§ **Work required**
Reproduce every entry below character for character, leaving out the pictures.

----

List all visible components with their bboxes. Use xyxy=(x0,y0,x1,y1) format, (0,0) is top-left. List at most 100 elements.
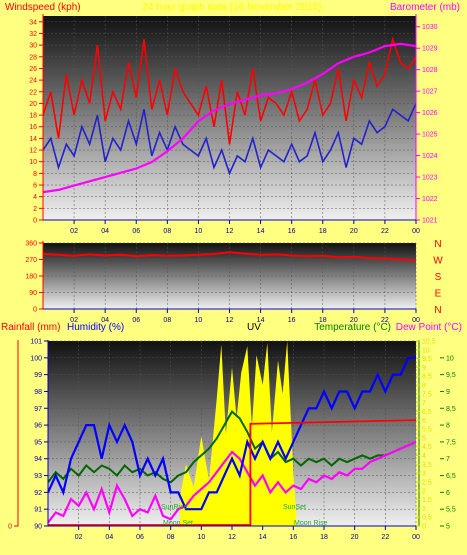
y-tick-label: 34 xyxy=(29,19,37,26)
y-tick-label: 10 xyxy=(422,347,430,354)
series-humidity xyxy=(48,356,416,511)
y-tick-label: 32 xyxy=(29,31,37,38)
y-tick-label: 90 xyxy=(34,524,42,531)
title-barometer: Barometer (mb) xyxy=(390,2,460,13)
y-tick-label: 20 xyxy=(29,101,37,108)
y-tick-label: 4 xyxy=(33,194,37,201)
y-tick-label: 8 xyxy=(446,423,450,430)
y-tick-label: 4,5 xyxy=(422,444,432,451)
y-tick-label: 0 xyxy=(422,524,426,531)
y-tick-label: 3 xyxy=(422,471,426,478)
y-tick-label: 10 xyxy=(446,355,454,362)
y-tick-label: 97 xyxy=(34,406,42,413)
y-tick-label: 6 xyxy=(446,490,450,497)
annotation-moon-rise: Moon Rise xyxy=(294,520,328,527)
x-tick-label: 18 xyxy=(319,317,327,324)
y-tick-label: 1027 xyxy=(422,89,438,96)
x-tick-label: 10 xyxy=(195,317,203,324)
title-windspeed: Windspeed (kph) xyxy=(5,2,81,13)
y-tick-label: 5 xyxy=(446,524,450,531)
series-barometer xyxy=(43,42,416,194)
y-tick-label: 1023 xyxy=(422,175,438,182)
compass-label: W xyxy=(433,256,443,267)
x-tick-label: 06 xyxy=(132,228,140,235)
y-tick-label: 93 xyxy=(34,473,42,480)
y-tick-label: 1022 xyxy=(422,196,438,203)
y-tick-label: 0,5 xyxy=(422,515,432,522)
y-tick-label: 1029 xyxy=(422,46,438,53)
x-tick-label: 14 xyxy=(259,534,267,541)
y-tick-label: 2 xyxy=(33,206,37,213)
x-tick-label: 20 xyxy=(350,228,358,235)
x-tick-label: 20 xyxy=(350,317,358,324)
y-tick-label: 30 xyxy=(29,43,37,50)
series-wind-average xyxy=(43,103,416,176)
y-tick-label: 14 xyxy=(29,136,37,143)
y-tick-label: 7,5 xyxy=(422,391,432,398)
y-tick-label: 9 xyxy=(422,365,426,372)
x-tick-label: 10 xyxy=(195,228,203,235)
x-tick-label: 00 xyxy=(412,317,420,324)
y-tick-label: 1025 xyxy=(422,132,438,139)
y-tick-label: 6,5 xyxy=(422,409,432,416)
y-tick-label: 7 xyxy=(422,400,426,407)
x-tick-label: 02 xyxy=(70,317,78,324)
ticks-time-wind: 02 04 06 08 10 12 14 16 18 20 22 00 xyxy=(43,219,420,235)
y-tick-label: 90 xyxy=(29,290,37,297)
series-rainfall xyxy=(48,419,416,526)
y-tick-label: 92 xyxy=(34,490,42,497)
ticks-uv: 0 0,5 1 1,5 2 2,53 3,5 4 4,5 55,5 6 6,5 7 7,58 8,5 9 9,5… xyxy=(416,339,436,531)
y-tick-label: 22 xyxy=(29,89,37,96)
y-tick-label: 6,5 xyxy=(446,473,456,480)
y-tick-label: 6 xyxy=(33,183,37,190)
x-tick-label: 18 xyxy=(319,228,327,235)
title-temperature: Temperature (°C) xyxy=(314,322,391,333)
x-tick-label: 16 xyxy=(288,317,296,324)
y-tick-label: 98 xyxy=(34,389,42,396)
x-tick-label: 12 xyxy=(226,317,234,324)
y-tick-label: 0 xyxy=(33,218,37,225)
x-tick-label: 12 xyxy=(226,228,234,235)
x-tick-label: 14 xyxy=(257,228,265,235)
series-wind-gust xyxy=(43,36,416,145)
y-tick-label: 18 xyxy=(29,113,37,120)
y-tick-label: 1028 xyxy=(422,67,438,74)
x-tick-label: 18 xyxy=(320,534,328,541)
compass-label: N xyxy=(434,239,441,250)
y-tick-label: 7,5 xyxy=(446,439,456,446)
x-tick-label: 22 xyxy=(381,534,389,541)
series-wind-direction xyxy=(43,251,416,262)
x-tick-label: 06 xyxy=(136,534,144,541)
x-tick-label: 20 xyxy=(351,534,359,541)
y-tick-label: 1,5 xyxy=(422,497,432,504)
compass-label: N xyxy=(434,305,441,316)
title-rainfall: Rainfall (mm) xyxy=(1,322,60,333)
x-tick-label: 04 xyxy=(105,534,113,541)
x-tick-label: 08 xyxy=(163,228,171,235)
ticks-temperature: 5 5,5 6 6,5 7 7,5 8 8,5 9 9,5 10 xyxy=(440,355,456,531)
y-tick-label: 180 xyxy=(25,274,37,281)
ticks-humidity: 90 91 92 93 94 95 96 97 98 99 100 101 xyxy=(30,339,48,531)
x-tick-label: 14 xyxy=(257,317,265,324)
y-tick-label: 94 xyxy=(34,456,42,463)
y-tick-label: 4 xyxy=(422,453,426,460)
grid-direction xyxy=(43,242,417,310)
y-tick-label: 0 xyxy=(33,307,37,314)
y-tick-label: 8,5 xyxy=(446,406,456,413)
y-tick-label: 0 xyxy=(8,524,12,531)
y-tick-label: 1026 xyxy=(422,110,438,117)
y-tick-label: 10 xyxy=(29,159,37,166)
y-tick-label: 9 xyxy=(446,389,450,396)
y-tick-label: 10,5 xyxy=(422,339,436,346)
x-tick-label: 00 xyxy=(412,228,420,235)
x-tick-label: 12 xyxy=(228,534,236,541)
y-tick-label: 16 xyxy=(29,124,37,131)
y-tick-label: 1021 xyxy=(422,218,438,225)
y-tick-label: 1 xyxy=(422,506,426,513)
y-tick-label: 5 xyxy=(422,435,426,442)
x-tick-label: 16 xyxy=(289,534,297,541)
series-temperature xyxy=(48,410,416,484)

----

§ **Written reply**
List all visible components with their bboxes. Use xyxy=(x0,y0,x1,y1) format, (0,0) is top-left. List at most 100 elements.
y-tick-label: 34 xyxy=(29,19,37,26)
y-tick-label: 10 xyxy=(422,347,430,354)
series-humidity xyxy=(48,356,416,511)
y-tick-label: 32 xyxy=(29,31,37,38)
y-tick-label: 90 xyxy=(34,524,42,531)
title-barometer: Barometer (mb) xyxy=(390,2,460,13)
y-tick-label: 20 xyxy=(29,101,37,108)
y-tick-label: 4 xyxy=(33,194,37,201)
y-tick-label: 8 xyxy=(446,423,450,430)
y-tick-label: 4,5 xyxy=(422,444,432,451)
y-tick-label: 0 xyxy=(422,524,426,531)
y-tick-label: 3 xyxy=(422,471,426,478)
y-tick-label: 10 xyxy=(446,355,454,362)
y-tick-label: 97 xyxy=(34,406,42,413)
y-tick-label: 6 xyxy=(446,490,450,497)
annotation-moon-rise: Moon Rise xyxy=(294,520,328,527)
x-tick-label: 18 xyxy=(319,317,327,324)
y-tick-label: 1027 xyxy=(422,89,438,96)
x-tick-label: 10 xyxy=(195,317,203,324)
title-windspeed: Windspeed (kph) xyxy=(5,2,81,13)
y-tick-label: 5 xyxy=(446,524,450,531)
series-barometer xyxy=(43,42,416,194)
y-tick-label: 1023 xyxy=(422,175,438,182)
compass-label: W xyxy=(433,256,443,267)
x-tick-label: 06 xyxy=(132,228,140,235)
y-tick-label: 93 xyxy=(34,473,42,480)
y-tick-label: 1022 xyxy=(422,196,438,203)
y-tick-label: 0,5 xyxy=(422,515,432,522)
y-tick-label: 1029 xyxy=(422,46,438,53)
x-tick-label: 14 xyxy=(259,534,267,541)
y-tick-label: 2 xyxy=(33,206,37,213)
x-tick-label: 20 xyxy=(350,228,358,235)
x-tick-label: 20 xyxy=(350,317,358,324)
y-tick-label: 30 xyxy=(29,43,37,50)
series-wind-average xyxy=(43,103,416,176)
y-tick-label: 14 xyxy=(29,136,37,143)
y-tick-label: 7,5 xyxy=(422,391,432,398)
y-tick-label: 9 xyxy=(422,365,426,372)
x-tick-label: 10 xyxy=(195,228,203,235)
x-tick-label: 00 xyxy=(412,317,420,324)
y-tick-label: 1025 xyxy=(422,132,438,139)
y-tick-label: 6,5 xyxy=(422,409,432,416)
y-tick-label: 7 xyxy=(422,400,426,407)
x-tick-label: 02 xyxy=(70,317,78,324)
ticks-time-wind: 02 04 06 08 10 12 14 16 18 20 22 00 xyxy=(43,219,420,235)
y-tick-label: 90 xyxy=(29,290,37,297)
series-rainfall xyxy=(48,419,416,526)
y-tick-label: 92 xyxy=(34,490,42,497)
ticks-uv: 0 0,5 1 1,5 2 2,53 3,5 4 4,5 55,5 6 6,5 7 7,58 8,5 9 9,5… xyxy=(416,339,436,531)
y-tick-label: 22 xyxy=(29,89,37,96)
y-tick-label: 6,5 xyxy=(446,473,456,480)
y-tick-label: 6 xyxy=(33,183,37,190)
x-tick-label: 18 xyxy=(319,228,327,235)
title-temperature: Temperature (°C) xyxy=(314,322,391,333)
x-tick-label: 16 xyxy=(288,317,296,324)
y-tick-label: 98 xyxy=(34,389,42,396)
x-tick-label: 12 xyxy=(226,317,234,324)
y-tick-label: 0 xyxy=(33,218,37,225)
x-tick-label: 12 xyxy=(226,228,234,235)
x-tick-label: 14 xyxy=(257,228,265,235)
series-wind-gust xyxy=(43,36,416,145)
y-tick-label: 18 xyxy=(29,113,37,120)
y-tick-label: 1028 xyxy=(422,67,438,74)
x-tick-label: 18 xyxy=(320,534,328,541)
compass-label: N xyxy=(434,239,441,250)
y-tick-label: 7,5 xyxy=(446,439,456,446)
x-tick-label: 22 xyxy=(381,534,389,541)
series-wind-direction xyxy=(43,251,416,262)
x-tick-label: 06 xyxy=(136,534,144,541)
x-tick-label: 20 xyxy=(351,534,359,541)
y-tick-label: 1,5 xyxy=(422,497,432,504)
compass-label: N xyxy=(434,305,441,316)
title-rainfall: Rainfall (mm) xyxy=(1,322,60,333)
x-tick-label: 04 xyxy=(105,534,113,541)
x-tick-label: 08 xyxy=(163,228,171,235)
ticks-temperature: 5 5,5 6 6,5 7 7,5 8 8,5 9 9,5 10 xyxy=(440,355,456,531)
y-tick-label: 180 xyxy=(25,274,37,281)
ticks-humidity: 90 91 92 93 94 95 96 97 98 99 100 101 xyxy=(30,339,48,531)
x-tick-label: 14 xyxy=(257,317,265,324)
y-tick-label: 94 xyxy=(34,456,42,463)
y-tick-label: 4 xyxy=(422,453,426,460)
grid-direction xyxy=(43,242,417,310)
y-tick-label: 0 xyxy=(33,307,37,314)
y-tick-label: 8,5 xyxy=(446,406,456,413)
y-tick-label: 0 xyxy=(8,524,12,531)
y-tick-label: 1026 xyxy=(422,110,438,117)
y-tick-label: 10 xyxy=(29,159,37,166)
y-tick-label: 9 xyxy=(446,389,450,396)
y-tick-label: 10,5 xyxy=(422,339,436,346)
x-tick-label: 00 xyxy=(412,228,420,235)
x-tick-label: 12 xyxy=(228,534,236,541)
y-tick-label: 16 xyxy=(29,124,37,131)
y-tick-label: 1021 xyxy=(422,218,438,225)
y-tick-label: 1 xyxy=(422,506,426,513)
y-tick-label: 5 xyxy=(422,435,426,442)
x-tick-label: 16 xyxy=(289,534,297,541)
series-temperature xyxy=(48,410,416,484)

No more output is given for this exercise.